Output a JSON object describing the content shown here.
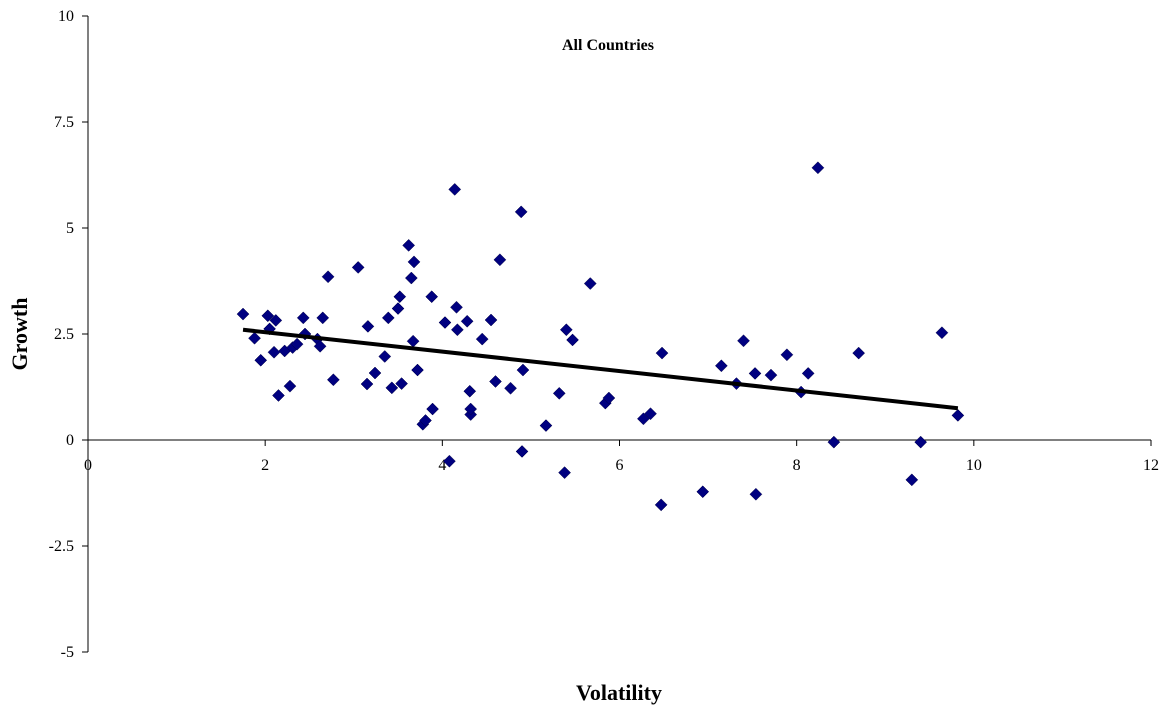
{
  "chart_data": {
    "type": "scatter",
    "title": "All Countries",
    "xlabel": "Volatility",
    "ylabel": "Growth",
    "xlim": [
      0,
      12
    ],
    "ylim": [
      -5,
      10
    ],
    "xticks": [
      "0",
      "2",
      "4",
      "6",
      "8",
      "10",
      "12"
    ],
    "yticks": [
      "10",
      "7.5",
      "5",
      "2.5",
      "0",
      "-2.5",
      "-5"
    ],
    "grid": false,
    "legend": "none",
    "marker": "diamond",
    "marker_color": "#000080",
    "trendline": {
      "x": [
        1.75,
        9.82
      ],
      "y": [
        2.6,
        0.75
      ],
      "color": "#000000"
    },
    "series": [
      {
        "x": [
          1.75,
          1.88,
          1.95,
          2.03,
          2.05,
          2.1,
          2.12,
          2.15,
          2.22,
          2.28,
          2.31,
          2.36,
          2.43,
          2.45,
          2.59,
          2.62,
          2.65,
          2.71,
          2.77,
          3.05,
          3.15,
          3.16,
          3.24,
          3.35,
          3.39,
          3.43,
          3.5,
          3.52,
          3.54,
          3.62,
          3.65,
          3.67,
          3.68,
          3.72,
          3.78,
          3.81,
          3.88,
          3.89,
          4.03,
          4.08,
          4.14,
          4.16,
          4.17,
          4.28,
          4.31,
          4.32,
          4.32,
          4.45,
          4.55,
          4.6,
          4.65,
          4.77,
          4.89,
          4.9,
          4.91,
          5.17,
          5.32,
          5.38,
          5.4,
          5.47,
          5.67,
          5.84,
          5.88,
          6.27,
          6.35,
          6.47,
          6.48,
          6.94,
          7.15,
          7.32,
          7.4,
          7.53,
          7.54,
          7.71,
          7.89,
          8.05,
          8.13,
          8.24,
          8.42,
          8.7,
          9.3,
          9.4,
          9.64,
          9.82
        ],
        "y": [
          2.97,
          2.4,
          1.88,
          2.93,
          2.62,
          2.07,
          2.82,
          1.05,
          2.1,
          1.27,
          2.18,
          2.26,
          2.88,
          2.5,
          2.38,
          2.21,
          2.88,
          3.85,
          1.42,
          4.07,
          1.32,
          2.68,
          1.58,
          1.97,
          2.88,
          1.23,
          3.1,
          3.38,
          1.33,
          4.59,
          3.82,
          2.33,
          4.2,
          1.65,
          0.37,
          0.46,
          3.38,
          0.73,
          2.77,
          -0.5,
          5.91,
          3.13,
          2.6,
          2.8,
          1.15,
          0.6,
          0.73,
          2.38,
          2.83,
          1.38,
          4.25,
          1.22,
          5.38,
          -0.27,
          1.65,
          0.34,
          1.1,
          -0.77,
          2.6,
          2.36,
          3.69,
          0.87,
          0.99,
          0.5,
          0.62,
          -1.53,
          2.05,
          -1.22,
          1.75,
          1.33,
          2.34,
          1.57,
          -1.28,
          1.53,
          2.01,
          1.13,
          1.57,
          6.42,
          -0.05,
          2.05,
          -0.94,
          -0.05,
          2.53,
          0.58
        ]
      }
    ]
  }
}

* **What you have to do**
Copy the records word for word, leaving no picture in the copy.

* **Response below**
Output a JSON object describing the content shown here.
{
  "chart_data": {
    "type": "scatter",
    "title": "All Countries",
    "xlabel": "Volatility",
    "ylabel": "Growth",
    "xlim": [
      0,
      12
    ],
    "ylim": [
      -5,
      10
    ],
    "xticks": [
      "0",
      "2",
      "4",
      "6",
      "8",
      "10",
      "12"
    ],
    "yticks": [
      "10",
      "7.5",
      "5",
      "2.5",
      "0",
      "-2.5",
      "-5"
    ],
    "grid": false,
    "legend": "none",
    "marker": "diamond",
    "marker_color": "#000080",
    "trendline": {
      "x": [
        1.75,
        9.82
      ],
      "y": [
        2.6,
        0.75
      ],
      "color": "#000000"
    },
    "series": [
      {
        "x": [
          1.75,
          1.88,
          1.95,
          2.03,
          2.05,
          2.1,
          2.12,
          2.15,
          2.22,
          2.28,
          2.31,
          2.36,
          2.43,
          2.45,
          2.59,
          2.62,
          2.65,
          2.71,
          2.77,
          3.05,
          3.15,
          3.16,
          3.24,
          3.35,
          3.39,
          3.43,
          3.5,
          3.52,
          3.54,
          3.62,
          3.65,
          3.67,
          3.68,
          3.72,
          3.78,
          3.81,
          3.88,
          3.89,
          4.03,
          4.08,
          4.14,
          4.16,
          4.17,
          4.28,
          4.31,
          4.32,
          4.32,
          4.45,
          4.55,
          4.6,
          4.65,
          4.77,
          4.89,
          4.9,
          4.91,
          5.17,
          5.32,
          5.38,
          5.4,
          5.47,
          5.67,
          5.84,
          5.88,
          6.27,
          6.35,
          6.47,
          6.48,
          6.94,
          7.15,
          7.32,
          7.4,
          7.53,
          7.54,
          7.71,
          7.89,
          8.05,
          8.13,
          8.24,
          8.42,
          8.7,
          9.3,
          9.4,
          9.64,
          9.82
        ],
        "y": [
          2.97,
          2.4,
          1.88,
          2.93,
          2.62,
          2.07,
          2.82,
          1.05,
          2.1,
          1.27,
          2.18,
          2.26,
          2.88,
          2.5,
          2.38,
          2.21,
          2.88,
          3.85,
          1.42,
          4.07,
          1.32,
          2.68,
          1.58,
          1.97,
          2.88,
          1.23,
          3.1,
          3.38,
          1.33,
          4.59,
          3.82,
          2.33,
          4.2,
          1.65,
          0.37,
          0.46,
          3.38,
          0.73,
          2.77,
          -0.5,
          5.91,
          3.13,
          2.6,
          2.8,
          1.15,
          0.6,
          0.73,
          2.38,
          2.83,
          1.38,
          4.25,
          1.22,
          5.38,
          -0.27,
          1.65,
          0.34,
          1.1,
          -0.77,
          2.6,
          2.36,
          3.69,
          0.87,
          0.99,
          0.5,
          0.62,
          -1.53,
          2.05,
          -1.22,
          1.75,
          1.33,
          2.34,
          1.57,
          -1.28,
          1.53,
          2.01,
          1.13,
          1.57,
          6.42,
          -0.05,
          2.05,
          -0.94,
          -0.05,
          2.53,
          0.58
        ]
      }
    ]
  }
}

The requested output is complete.